-- Required task --
Convert every line of the rows below into a JSON list of strings, one string per line, leaving out any blank lines.

Element location data:
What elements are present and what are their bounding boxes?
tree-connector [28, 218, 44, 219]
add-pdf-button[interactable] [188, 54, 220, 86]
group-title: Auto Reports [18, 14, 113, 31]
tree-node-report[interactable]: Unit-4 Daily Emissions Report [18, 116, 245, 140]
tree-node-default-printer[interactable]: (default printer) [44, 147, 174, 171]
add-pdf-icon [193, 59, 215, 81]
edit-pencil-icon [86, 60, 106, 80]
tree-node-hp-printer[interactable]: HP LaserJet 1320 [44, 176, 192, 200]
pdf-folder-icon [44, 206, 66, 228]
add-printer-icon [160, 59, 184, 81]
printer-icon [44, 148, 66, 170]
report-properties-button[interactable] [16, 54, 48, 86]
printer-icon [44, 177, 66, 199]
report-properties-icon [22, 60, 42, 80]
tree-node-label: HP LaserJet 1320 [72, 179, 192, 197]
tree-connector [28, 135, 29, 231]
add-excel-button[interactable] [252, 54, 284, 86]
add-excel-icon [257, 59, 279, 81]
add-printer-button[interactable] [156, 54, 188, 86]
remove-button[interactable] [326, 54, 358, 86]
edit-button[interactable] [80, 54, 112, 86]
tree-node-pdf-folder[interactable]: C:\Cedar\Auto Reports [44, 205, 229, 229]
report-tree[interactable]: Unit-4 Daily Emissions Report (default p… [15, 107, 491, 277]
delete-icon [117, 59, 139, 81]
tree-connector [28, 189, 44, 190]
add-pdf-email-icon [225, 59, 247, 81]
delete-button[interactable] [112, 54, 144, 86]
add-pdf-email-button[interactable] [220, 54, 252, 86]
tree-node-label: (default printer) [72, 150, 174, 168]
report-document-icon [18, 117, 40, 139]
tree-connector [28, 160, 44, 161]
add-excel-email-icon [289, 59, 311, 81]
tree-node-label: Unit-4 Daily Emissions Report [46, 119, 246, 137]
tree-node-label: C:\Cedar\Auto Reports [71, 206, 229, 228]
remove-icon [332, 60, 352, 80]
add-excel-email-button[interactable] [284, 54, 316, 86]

-- Answer in full --
[
  "What elements are present and what are their bounding boxes?",
  "tree-connector [28, 218, 44, 219]",
  "add-pdf-button[interactable] [188, 54, 220, 86]",
  "group-title: Auto Reports [18, 14, 113, 31]",
  "tree-node-report[interactable]: Unit-4 Daily Emissions Report [18, 116, 245, 140]",
  "tree-node-default-printer[interactable]: (default printer) [44, 147, 174, 171]",
  "add-pdf-icon [193, 59, 215, 81]",
  "edit-pencil-icon [86, 60, 106, 80]",
  "tree-node-hp-printer[interactable]: HP LaserJet 1320 [44, 176, 192, 200]",
  "pdf-folder-icon [44, 206, 66, 228]",
  "add-printer-icon [160, 59, 184, 81]",
  "printer-icon [44, 148, 66, 170]",
  "report-properties-button[interactable] [16, 54, 48, 86]",
  "printer-icon [44, 177, 66, 199]",
  "report-properties-icon [22, 60, 42, 80]",
  "tree-node-label: HP LaserJet 1320 [72, 179, 192, 197]",
  "tree-connector [28, 135, 29, 231]",
  "add-excel-button[interactable] [252, 54, 284, 86]",
  "add-excel-icon [257, 59, 279, 81]",
  "add-printer-button[interactable] [156, 54, 188, 86]",
  "remove-button[interactable] [326, 54, 358, 86]",
  "edit-button[interactable] [80, 54, 112, 86]",
  "tree-node-pdf-folder[interactable]: C:\\Cedar\\Auto Reports [44, 205, 229, 229]",
  "report-tree[interactable]: Unit-4 Daily Emissions Report (default p… [15, 107, 491, 277]",
  "delete-icon [117, 59, 139, 81]",
  "tree-connector [28, 189, 44, 190]",
  "add-pdf-email-icon [225, 59, 247, 81]",
  "delete-button[interactable] [112, 54, 144, 86]",
  "add-pdf-email-button[interactable] [220, 54, 252, 86]",
  "tree-node-label: (default printer) [72, 150, 174, 168]",
  "report-document-icon [18, 117, 40, 139]",
  "tree-connector [28, 160, 44, 161]",
  "add-excel-email-icon [289, 59, 311, 81]",
  "tree-node-label: Unit-4 Daily Emissions Report [46, 119, 246, 137]",
  "tree-node-label: C:\\Cedar\\Auto Reports [71, 206, 229, 228]",
  "remove-icon [332, 60, 352, 80]",
  "add-excel-email-button[interactable] [284, 54, 316, 86]"
]